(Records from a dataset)
┄┄┄┄┄┄

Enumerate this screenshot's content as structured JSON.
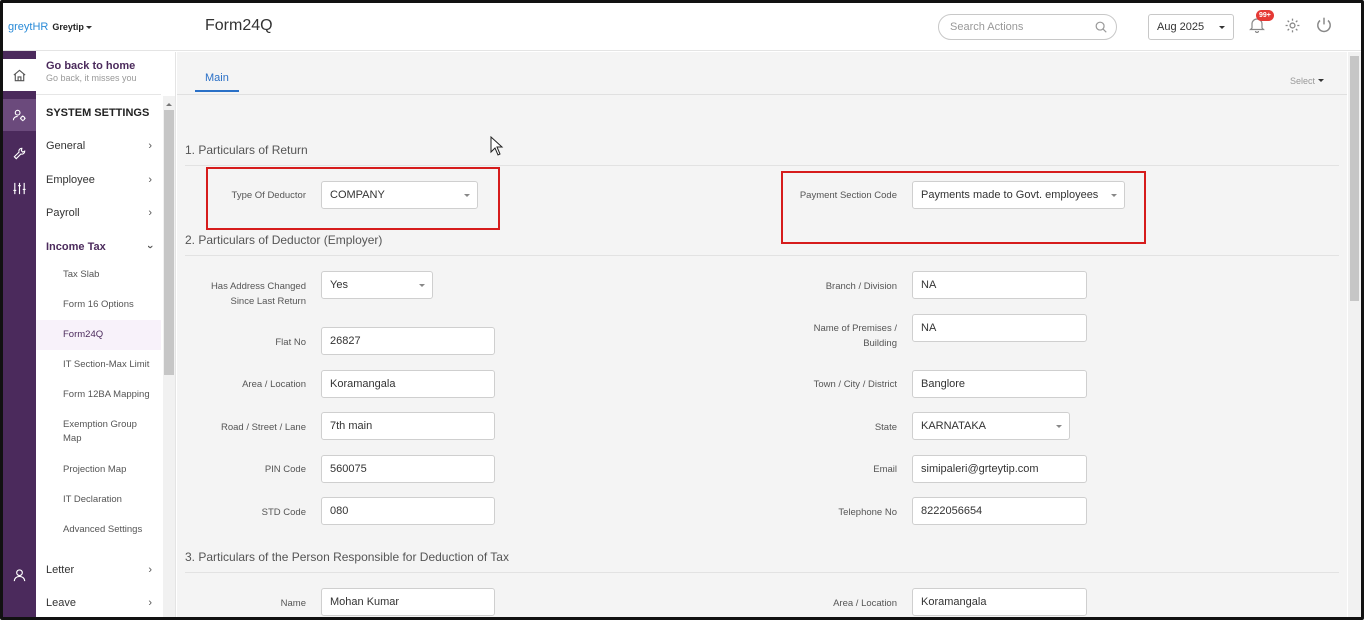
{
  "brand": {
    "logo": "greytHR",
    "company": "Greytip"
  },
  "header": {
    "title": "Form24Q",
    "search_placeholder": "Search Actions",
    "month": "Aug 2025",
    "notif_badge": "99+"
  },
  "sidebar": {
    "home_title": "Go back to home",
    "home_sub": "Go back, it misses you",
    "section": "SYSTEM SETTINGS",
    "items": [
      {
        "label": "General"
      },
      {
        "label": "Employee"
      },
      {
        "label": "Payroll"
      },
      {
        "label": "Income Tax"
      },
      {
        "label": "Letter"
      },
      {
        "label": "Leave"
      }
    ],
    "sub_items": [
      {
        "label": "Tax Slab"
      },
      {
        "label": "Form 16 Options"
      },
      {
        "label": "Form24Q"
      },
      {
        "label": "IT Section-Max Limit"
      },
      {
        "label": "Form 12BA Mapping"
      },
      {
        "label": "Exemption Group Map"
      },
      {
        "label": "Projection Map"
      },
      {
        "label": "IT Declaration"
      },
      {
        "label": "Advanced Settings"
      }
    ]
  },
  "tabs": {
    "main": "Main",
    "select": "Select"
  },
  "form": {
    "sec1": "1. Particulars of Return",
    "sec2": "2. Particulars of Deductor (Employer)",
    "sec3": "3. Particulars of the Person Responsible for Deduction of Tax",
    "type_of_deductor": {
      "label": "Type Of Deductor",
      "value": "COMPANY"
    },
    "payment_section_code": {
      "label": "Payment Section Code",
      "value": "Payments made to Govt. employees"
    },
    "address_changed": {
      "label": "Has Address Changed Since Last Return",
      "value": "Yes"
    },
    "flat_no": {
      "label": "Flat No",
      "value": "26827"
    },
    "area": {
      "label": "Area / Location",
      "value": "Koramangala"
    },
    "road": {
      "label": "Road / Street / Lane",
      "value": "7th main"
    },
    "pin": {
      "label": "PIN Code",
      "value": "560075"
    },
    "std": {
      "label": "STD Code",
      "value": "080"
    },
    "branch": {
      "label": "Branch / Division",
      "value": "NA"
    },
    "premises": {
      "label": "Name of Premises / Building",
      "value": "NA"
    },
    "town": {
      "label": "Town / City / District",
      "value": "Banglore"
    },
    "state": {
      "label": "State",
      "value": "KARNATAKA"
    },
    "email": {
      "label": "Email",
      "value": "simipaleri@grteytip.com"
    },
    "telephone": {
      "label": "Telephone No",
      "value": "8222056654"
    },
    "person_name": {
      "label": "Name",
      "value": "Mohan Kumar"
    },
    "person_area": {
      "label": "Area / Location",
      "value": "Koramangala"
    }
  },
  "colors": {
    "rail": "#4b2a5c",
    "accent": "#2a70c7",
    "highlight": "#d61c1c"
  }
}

┄┄┄┄┄┄

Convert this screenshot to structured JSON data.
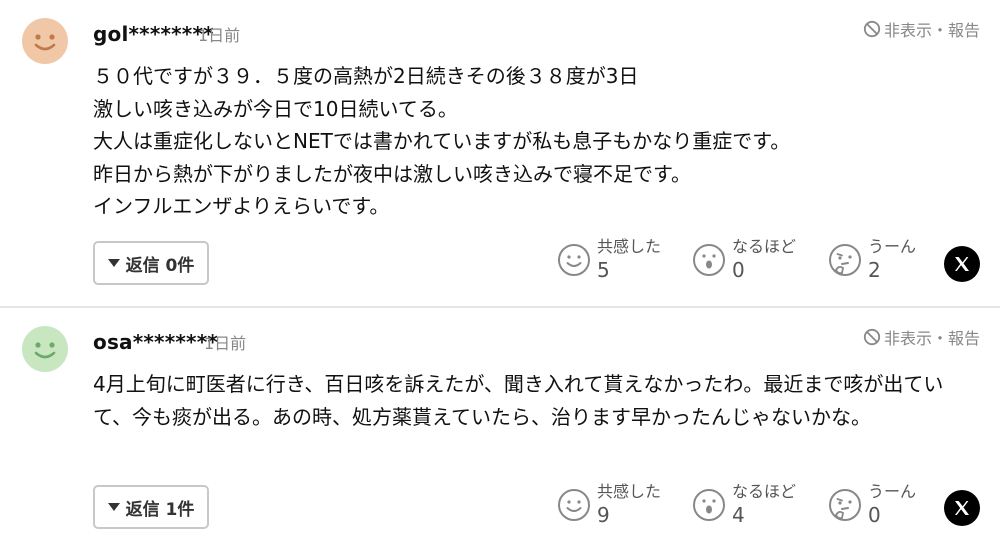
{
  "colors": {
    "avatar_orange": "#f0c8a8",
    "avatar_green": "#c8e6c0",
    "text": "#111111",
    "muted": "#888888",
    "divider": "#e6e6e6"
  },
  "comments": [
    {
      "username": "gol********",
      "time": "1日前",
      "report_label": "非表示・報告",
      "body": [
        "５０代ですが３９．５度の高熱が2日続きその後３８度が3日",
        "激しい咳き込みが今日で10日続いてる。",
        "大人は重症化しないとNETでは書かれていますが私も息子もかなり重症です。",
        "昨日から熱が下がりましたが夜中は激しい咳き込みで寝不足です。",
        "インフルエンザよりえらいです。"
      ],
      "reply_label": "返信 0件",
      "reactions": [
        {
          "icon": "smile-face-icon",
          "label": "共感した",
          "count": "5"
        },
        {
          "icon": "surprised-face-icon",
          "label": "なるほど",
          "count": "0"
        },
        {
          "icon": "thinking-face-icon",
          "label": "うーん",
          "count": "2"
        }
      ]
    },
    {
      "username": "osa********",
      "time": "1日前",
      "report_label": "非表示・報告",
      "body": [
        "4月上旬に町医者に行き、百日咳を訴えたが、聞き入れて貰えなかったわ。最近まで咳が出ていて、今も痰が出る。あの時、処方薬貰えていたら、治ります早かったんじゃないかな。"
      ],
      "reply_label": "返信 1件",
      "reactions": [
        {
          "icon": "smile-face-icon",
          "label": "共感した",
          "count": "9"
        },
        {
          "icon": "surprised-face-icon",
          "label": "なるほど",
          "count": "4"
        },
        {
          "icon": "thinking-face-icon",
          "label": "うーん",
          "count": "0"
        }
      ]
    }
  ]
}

┄┄┄┄┄┄

DO THIS: Pick out the lines that include the word "Particulars" and write them out.

EXPECTED ANSWER:
    "sec1": "1. Particulars of Return",
    "sec2": "2. Particulars of Deductor (Employer)",
    "sec3": "3. Particulars of the Person Responsible for Deduction of Tax",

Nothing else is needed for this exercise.